> [What to work on]
Write out every line of the material exactly as it appears.

> [Stored entries]
++++++++++
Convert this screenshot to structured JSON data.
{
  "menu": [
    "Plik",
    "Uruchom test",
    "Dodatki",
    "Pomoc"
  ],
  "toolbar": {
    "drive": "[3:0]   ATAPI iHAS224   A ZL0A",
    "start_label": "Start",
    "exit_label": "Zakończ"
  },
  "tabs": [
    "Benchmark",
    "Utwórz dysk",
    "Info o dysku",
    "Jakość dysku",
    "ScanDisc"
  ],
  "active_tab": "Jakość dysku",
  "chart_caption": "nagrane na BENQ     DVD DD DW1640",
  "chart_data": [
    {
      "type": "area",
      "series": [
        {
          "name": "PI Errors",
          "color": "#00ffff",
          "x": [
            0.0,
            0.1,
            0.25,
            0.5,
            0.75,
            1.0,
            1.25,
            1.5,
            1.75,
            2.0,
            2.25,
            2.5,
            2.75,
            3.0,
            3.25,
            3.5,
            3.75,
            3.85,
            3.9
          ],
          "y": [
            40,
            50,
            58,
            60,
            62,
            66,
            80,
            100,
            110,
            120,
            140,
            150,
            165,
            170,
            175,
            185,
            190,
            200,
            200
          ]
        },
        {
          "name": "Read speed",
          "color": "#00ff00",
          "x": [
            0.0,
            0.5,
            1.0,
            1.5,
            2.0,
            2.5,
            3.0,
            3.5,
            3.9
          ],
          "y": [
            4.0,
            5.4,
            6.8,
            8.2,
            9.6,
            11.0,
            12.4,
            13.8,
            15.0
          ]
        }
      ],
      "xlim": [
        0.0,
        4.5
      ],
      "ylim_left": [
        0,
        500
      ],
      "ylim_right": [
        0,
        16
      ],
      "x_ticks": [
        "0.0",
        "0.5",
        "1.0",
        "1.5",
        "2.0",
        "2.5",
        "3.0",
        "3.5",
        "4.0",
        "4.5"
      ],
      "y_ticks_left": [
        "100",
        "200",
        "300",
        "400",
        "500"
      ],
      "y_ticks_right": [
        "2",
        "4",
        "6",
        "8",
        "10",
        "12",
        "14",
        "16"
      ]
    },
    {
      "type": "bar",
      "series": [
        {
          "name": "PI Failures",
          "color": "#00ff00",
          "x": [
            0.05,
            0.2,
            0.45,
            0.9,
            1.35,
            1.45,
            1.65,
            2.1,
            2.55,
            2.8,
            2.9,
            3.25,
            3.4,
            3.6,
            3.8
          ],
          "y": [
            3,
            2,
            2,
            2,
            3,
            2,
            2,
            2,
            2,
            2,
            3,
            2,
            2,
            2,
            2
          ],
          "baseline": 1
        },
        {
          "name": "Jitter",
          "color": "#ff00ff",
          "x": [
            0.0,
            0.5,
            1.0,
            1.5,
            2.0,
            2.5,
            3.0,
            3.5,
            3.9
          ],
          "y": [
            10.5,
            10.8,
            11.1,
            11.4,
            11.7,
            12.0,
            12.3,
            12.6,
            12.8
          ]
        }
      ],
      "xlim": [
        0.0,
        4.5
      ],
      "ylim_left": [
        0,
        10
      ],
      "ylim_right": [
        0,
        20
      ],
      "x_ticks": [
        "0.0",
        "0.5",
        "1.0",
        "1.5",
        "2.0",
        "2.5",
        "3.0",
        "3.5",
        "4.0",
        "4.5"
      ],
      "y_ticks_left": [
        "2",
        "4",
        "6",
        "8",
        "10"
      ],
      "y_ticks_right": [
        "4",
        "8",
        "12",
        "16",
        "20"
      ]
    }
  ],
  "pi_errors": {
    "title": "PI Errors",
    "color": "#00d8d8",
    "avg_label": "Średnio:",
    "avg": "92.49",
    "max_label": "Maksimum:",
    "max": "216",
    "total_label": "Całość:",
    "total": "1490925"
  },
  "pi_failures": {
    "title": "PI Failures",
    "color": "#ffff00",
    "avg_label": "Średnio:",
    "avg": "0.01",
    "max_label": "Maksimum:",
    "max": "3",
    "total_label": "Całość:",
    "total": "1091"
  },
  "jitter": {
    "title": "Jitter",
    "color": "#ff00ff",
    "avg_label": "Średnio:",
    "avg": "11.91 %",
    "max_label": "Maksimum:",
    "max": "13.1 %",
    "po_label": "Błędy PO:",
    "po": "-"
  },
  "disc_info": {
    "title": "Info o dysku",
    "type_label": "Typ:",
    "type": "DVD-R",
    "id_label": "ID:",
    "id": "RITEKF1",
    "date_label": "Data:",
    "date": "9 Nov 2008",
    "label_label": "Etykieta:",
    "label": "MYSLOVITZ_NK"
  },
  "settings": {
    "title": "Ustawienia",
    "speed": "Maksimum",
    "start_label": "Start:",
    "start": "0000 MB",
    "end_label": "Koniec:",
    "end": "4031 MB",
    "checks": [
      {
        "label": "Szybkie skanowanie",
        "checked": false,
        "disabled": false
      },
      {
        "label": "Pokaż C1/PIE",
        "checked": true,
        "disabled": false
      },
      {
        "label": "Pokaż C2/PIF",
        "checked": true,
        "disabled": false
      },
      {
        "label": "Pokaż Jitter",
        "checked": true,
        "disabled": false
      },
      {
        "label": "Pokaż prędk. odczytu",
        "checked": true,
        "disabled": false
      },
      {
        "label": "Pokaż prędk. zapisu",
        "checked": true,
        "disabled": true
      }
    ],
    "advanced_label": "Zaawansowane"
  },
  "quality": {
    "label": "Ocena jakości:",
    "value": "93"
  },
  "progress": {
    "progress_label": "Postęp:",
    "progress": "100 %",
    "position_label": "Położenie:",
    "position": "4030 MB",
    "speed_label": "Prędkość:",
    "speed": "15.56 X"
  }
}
++++++++++
> [Correct answer]
Convert this screenshot to structured JSON data.
{
  "menu": [
    "Plik",
    "Uruchom test",
    "Dodatki",
    "Pomoc"
  ],
  "toolbar": {
    "drive": "[3:0]   ATAPI iHAS224   A ZL0A",
    "start_label": "Start",
    "exit_label": "Zakończ"
  },
  "tabs": [
    "Benchmark",
    "Utwórz dysk",
    "Info o dysku",
    "Jakość dysku",
    "ScanDisc"
  ],
  "active_tab": "Jakość dysku",
  "chart_caption": "nagrane na BENQ     DVD DD DW1640",
  "chart_data": [
    {
      "type": "area",
      "series": [
        {
          "name": "PI Errors",
          "color": "#00ffff",
          "x": [
            0.0,
            0.1,
            0.25,
            0.5,
            0.75,
            1.0,
            1.25,
            1.5,
            1.75,
            2.0,
            2.25,
            2.5,
            2.75,
            3.0,
            3.25,
            3.5,
            3.75,
            3.85,
            3.9
          ],
          "y": [
            40,
            50,
            58,
            60,
            62,
            66,
            80,
            100,
            110,
            120,
            140,
            150,
            165,
            170,
            175,
            185,
            190,
            200,
            200
          ]
        },
        {
          "name": "Read speed",
          "color": "#00ff00",
          "x": [
            0.0,
            0.5,
            1.0,
            1.5,
            2.0,
            2.5,
            3.0,
            3.5,
            3.9
          ],
          "y": [
            4.0,
            5.4,
            6.8,
            8.2,
            9.6,
            11.0,
            12.4,
            13.8,
            15.0
          ]
        }
      ],
      "xlim": [
        0.0,
        4.5
      ],
      "ylim_left": [
        0,
        500
      ],
      "ylim_right": [
        0,
        16
      ],
      "x_ticks": [
        "0.0",
        "0.5",
        "1.0",
        "1.5",
        "2.0",
        "2.5",
        "3.0",
        "3.5",
        "4.0",
        "4.5"
      ],
      "y_ticks_left": [
        "100",
        "200",
        "300",
        "400",
        "500"
      ],
      "y_ticks_right": [
        "2",
        "4",
        "6",
        "8",
        "10",
        "12",
        "14",
        "16"
      ]
    },
    {
      "type": "bar",
      "series": [
        {
          "name": "PI Failures",
          "color": "#00ff00",
          "x": [
            0.05,
            0.2,
            0.45,
            0.9,
            1.35,
            1.45,
            1.65,
            2.1,
            2.55,
            2.8,
            2.9,
            3.25,
            3.4,
            3.6,
            3.8
          ],
          "y": [
            3,
            2,
            2,
            2,
            3,
            2,
            2,
            2,
            2,
            2,
            3,
            2,
            2,
            2,
            2
          ],
          "baseline": 1
        },
        {
          "name": "Jitter",
          "color": "#ff00ff",
          "x": [
            0.0,
            0.5,
            1.0,
            1.5,
            2.0,
            2.5,
            3.0,
            3.5,
            3.9
          ],
          "y": [
            10.5,
            10.8,
            11.1,
            11.4,
            11.7,
            12.0,
            12.3,
            12.6,
            12.8
          ]
        }
      ],
      "xlim": [
        0.0,
        4.5
      ],
      "ylim_left": [
        0,
        10
      ],
      "ylim_right": [
        0,
        20
      ],
      "x_ticks": [
        "0.0",
        "0.5",
        "1.0",
        "1.5",
        "2.0",
        "2.5",
        "3.0",
        "3.5",
        "4.0",
        "4.5"
      ],
      "y_ticks_left": [
        "2",
        "4",
        "6",
        "8",
        "10"
      ],
      "y_ticks_right": [
        "4",
        "8",
        "12",
        "16",
        "20"
      ]
    }
  ],
  "pi_errors": {
    "title": "PI Errors",
    "color": "#00d8d8",
    "avg_label": "Średnio:",
    "avg": "92.49",
    "max_label": "Maksimum:",
    "max": "216",
    "total_label": "Całość:",
    "total": "1490925"
  },
  "pi_failures": {
    "title": "PI Failures",
    "color": "#ffff00",
    "avg_label": "Średnio:",
    "avg": "0.01",
    "max_label": "Maksimum:",
    "max": "3",
    "total_label": "Całość:",
    "total": "1091"
  },
  "jitter": {
    "title": "Jitter",
    "color": "#ff00ff",
    "avg_label": "Średnio:",
    "avg": "11.91 %",
    "max_label": "Maksimum:",
    "max": "13.1 %",
    "po_label": "Błędy PO:",
    "po": "-"
  },
  "disc_info": {
    "title": "Info o dysku",
    "type_label": "Typ:",
    "type": "DVD-R",
    "id_label": "ID:",
    "id": "RITEKF1",
    "date_label": "Data:",
    "date": "9 Nov 2008",
    "label_label": "Etykieta:",
    "label": "MYSLOVITZ_NK"
  },
  "settings": {
    "title": "Ustawienia",
    "speed": "Maksimum",
    "start_label": "Start:",
    "start": "0000 MB",
    "end_label": "Koniec:",
    "end": "4031 MB",
    "checks": [
      {
        "label": "Szybkie skanowanie",
        "checked": false,
        "disabled": false
      },
      {
        "label": "Pokaż C1/PIE",
        "checked": true,
        "disabled": false
      },
      {
        "label": "Pokaż C2/PIF",
        "checked": true,
        "disabled": false
      },
      {
        "label": "Pokaż Jitter",
        "checked": true,
        "disabled": false
      },
      {
        "label": "Pokaż prędk. odczytu",
        "checked": true,
        "disabled": false
      },
      {
        "label": "Pokaż prędk. zapisu",
        "checked": true,
        "disabled": true
      }
    ],
    "advanced_label": "Zaawansowane"
  },
  "quality": {
    "label": "Ocena jakości:",
    "value": "93"
  },
  "progress": {
    "progress_label": "Postęp:",
    "progress": "100 %",
    "position_label": "Położenie:",
    "position": "4030 MB",
    "speed_label": "Prędkość:",
    "speed": "15.56 X"
  }
}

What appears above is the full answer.